### Your task
Put the rows below into a Markdown table with the columns Number and Row text. Include only the part that opens with the row containing "list-item xyxy=(165,1012,1045,1094)" and closes with the row containing "bullet-icon xyxy=(198,1194,206,1202)", both included, and leave out blank lines.

### Given entries
——
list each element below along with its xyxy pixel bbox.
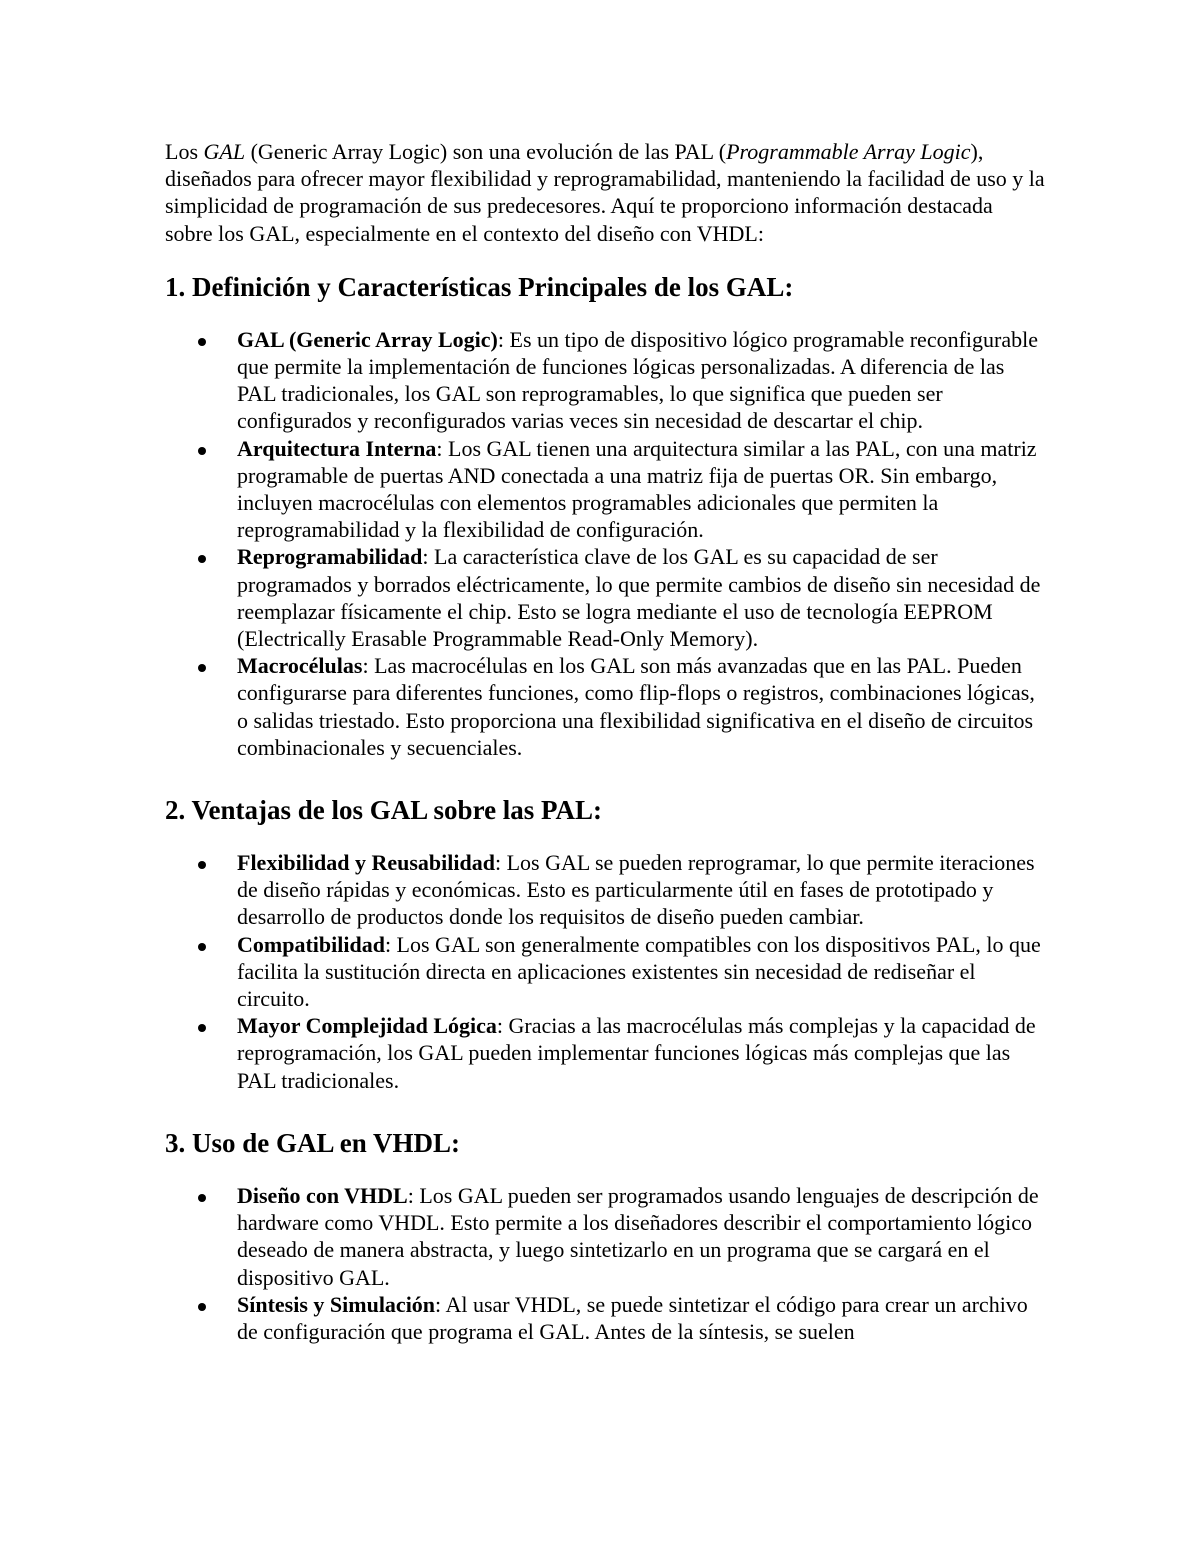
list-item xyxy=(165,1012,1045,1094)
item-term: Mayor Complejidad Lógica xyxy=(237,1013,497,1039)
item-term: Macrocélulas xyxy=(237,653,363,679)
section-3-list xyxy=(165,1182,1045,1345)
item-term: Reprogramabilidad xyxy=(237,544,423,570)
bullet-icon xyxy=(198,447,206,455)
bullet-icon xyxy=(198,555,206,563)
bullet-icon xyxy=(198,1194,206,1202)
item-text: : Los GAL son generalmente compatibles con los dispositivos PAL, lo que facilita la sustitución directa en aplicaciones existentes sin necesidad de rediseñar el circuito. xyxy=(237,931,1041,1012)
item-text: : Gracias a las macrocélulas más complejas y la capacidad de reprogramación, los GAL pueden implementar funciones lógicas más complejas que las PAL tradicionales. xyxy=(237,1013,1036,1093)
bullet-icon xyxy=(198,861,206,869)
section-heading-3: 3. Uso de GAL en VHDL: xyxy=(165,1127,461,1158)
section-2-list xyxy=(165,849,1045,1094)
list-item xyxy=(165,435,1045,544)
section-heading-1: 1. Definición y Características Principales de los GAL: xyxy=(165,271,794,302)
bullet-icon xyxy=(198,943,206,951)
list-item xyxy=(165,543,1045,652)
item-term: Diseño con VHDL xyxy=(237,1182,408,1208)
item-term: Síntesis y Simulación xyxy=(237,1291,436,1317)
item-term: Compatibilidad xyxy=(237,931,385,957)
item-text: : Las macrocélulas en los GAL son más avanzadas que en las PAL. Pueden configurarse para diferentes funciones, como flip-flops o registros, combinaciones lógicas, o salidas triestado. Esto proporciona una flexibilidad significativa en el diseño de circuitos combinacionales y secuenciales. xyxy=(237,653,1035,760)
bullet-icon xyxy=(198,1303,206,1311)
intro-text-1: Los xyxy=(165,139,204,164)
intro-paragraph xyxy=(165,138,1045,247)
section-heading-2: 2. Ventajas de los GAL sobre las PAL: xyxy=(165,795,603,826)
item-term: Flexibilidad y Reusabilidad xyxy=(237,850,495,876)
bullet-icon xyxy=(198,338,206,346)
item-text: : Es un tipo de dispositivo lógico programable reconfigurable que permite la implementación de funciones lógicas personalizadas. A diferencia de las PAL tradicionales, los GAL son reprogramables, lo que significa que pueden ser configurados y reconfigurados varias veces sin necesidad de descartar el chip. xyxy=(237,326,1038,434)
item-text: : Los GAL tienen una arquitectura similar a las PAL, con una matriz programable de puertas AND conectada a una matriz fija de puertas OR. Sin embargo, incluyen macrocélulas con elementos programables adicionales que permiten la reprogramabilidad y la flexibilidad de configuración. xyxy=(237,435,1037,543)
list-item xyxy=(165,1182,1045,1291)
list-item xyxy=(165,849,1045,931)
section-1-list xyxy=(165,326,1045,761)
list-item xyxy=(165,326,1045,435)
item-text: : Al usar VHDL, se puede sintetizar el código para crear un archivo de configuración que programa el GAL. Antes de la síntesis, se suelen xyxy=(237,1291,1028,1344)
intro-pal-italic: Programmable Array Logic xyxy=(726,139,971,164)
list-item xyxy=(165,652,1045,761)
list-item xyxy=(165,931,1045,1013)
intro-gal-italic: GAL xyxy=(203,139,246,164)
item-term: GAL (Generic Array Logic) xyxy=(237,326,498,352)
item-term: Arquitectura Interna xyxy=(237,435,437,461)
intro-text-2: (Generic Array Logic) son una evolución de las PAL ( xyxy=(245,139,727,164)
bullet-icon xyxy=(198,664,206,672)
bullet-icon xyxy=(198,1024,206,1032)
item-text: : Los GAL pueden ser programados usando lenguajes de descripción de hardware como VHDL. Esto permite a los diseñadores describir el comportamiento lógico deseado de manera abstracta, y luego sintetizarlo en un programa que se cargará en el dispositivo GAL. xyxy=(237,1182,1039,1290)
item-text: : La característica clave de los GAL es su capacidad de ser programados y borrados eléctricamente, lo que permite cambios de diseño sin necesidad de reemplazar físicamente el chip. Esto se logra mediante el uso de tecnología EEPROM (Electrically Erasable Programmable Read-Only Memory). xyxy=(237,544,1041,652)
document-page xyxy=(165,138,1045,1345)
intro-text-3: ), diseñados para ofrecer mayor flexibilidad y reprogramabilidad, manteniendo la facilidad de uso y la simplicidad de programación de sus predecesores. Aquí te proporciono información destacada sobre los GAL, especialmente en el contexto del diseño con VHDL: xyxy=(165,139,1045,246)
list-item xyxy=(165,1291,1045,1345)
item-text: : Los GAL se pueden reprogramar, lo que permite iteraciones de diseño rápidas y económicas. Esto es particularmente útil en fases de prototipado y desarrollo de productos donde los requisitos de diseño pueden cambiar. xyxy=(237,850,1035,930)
——
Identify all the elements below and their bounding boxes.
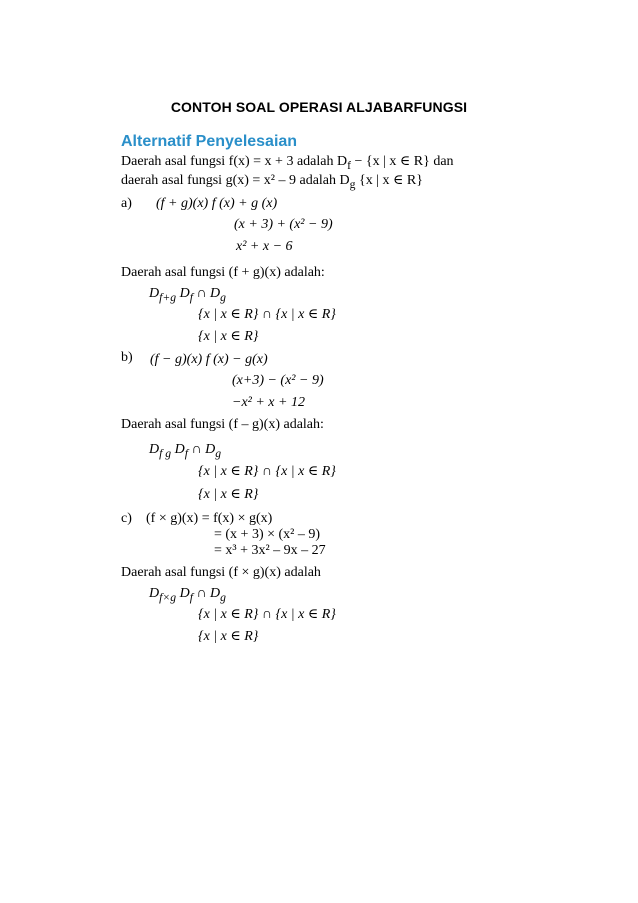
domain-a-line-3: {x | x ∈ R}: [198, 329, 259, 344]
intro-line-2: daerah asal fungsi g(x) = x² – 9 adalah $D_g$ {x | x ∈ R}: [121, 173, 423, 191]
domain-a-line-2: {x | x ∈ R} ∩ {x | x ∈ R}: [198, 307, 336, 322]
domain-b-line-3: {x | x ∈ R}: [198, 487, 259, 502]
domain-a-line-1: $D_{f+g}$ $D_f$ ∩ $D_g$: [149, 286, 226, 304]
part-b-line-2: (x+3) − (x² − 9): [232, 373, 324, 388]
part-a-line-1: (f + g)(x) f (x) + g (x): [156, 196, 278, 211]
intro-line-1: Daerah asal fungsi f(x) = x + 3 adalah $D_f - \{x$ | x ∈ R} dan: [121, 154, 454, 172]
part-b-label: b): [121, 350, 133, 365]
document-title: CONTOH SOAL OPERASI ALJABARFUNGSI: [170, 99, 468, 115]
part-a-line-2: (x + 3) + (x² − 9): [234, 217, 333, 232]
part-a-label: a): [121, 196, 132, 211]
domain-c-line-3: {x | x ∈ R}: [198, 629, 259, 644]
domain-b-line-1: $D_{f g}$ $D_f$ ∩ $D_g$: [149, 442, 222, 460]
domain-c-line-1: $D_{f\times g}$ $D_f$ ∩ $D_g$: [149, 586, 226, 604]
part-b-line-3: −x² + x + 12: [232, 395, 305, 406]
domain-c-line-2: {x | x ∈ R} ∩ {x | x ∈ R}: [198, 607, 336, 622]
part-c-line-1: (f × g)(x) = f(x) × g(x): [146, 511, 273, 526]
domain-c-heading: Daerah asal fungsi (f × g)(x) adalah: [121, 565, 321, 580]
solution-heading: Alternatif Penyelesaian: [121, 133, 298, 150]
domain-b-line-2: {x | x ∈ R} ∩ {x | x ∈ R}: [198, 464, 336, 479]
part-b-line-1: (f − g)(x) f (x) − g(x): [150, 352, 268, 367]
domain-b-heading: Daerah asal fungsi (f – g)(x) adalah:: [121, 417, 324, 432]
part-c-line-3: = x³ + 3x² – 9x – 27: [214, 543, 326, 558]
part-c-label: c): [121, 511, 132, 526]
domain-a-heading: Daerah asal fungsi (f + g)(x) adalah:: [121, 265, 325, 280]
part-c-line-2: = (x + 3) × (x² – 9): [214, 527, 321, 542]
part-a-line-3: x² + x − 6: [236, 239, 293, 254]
——
### Problem solution
| Number | Row text |
|---|---|
| 1 | list-item xyxy=(165,1012,1045,1094) |
| 2 | item-term: Mayor Complejidad Lógica xyxy=(237,1013,497,1039) |
| 3 | item-term: Macrocélulas xyxy=(237,653,363,679) |
| 4 | section-3-list xyxy=(165,1182,1045,1345) |
| 5 | item-term: Reprogramabilidad xyxy=(237,544,423,570) |
| 6 | bullet-icon xyxy=(198,447,206,455) |
| 7 | bullet-icon xyxy=(198,555,206,563) |
| 8 | bullet-icon xyxy=(198,1194,206,1202) |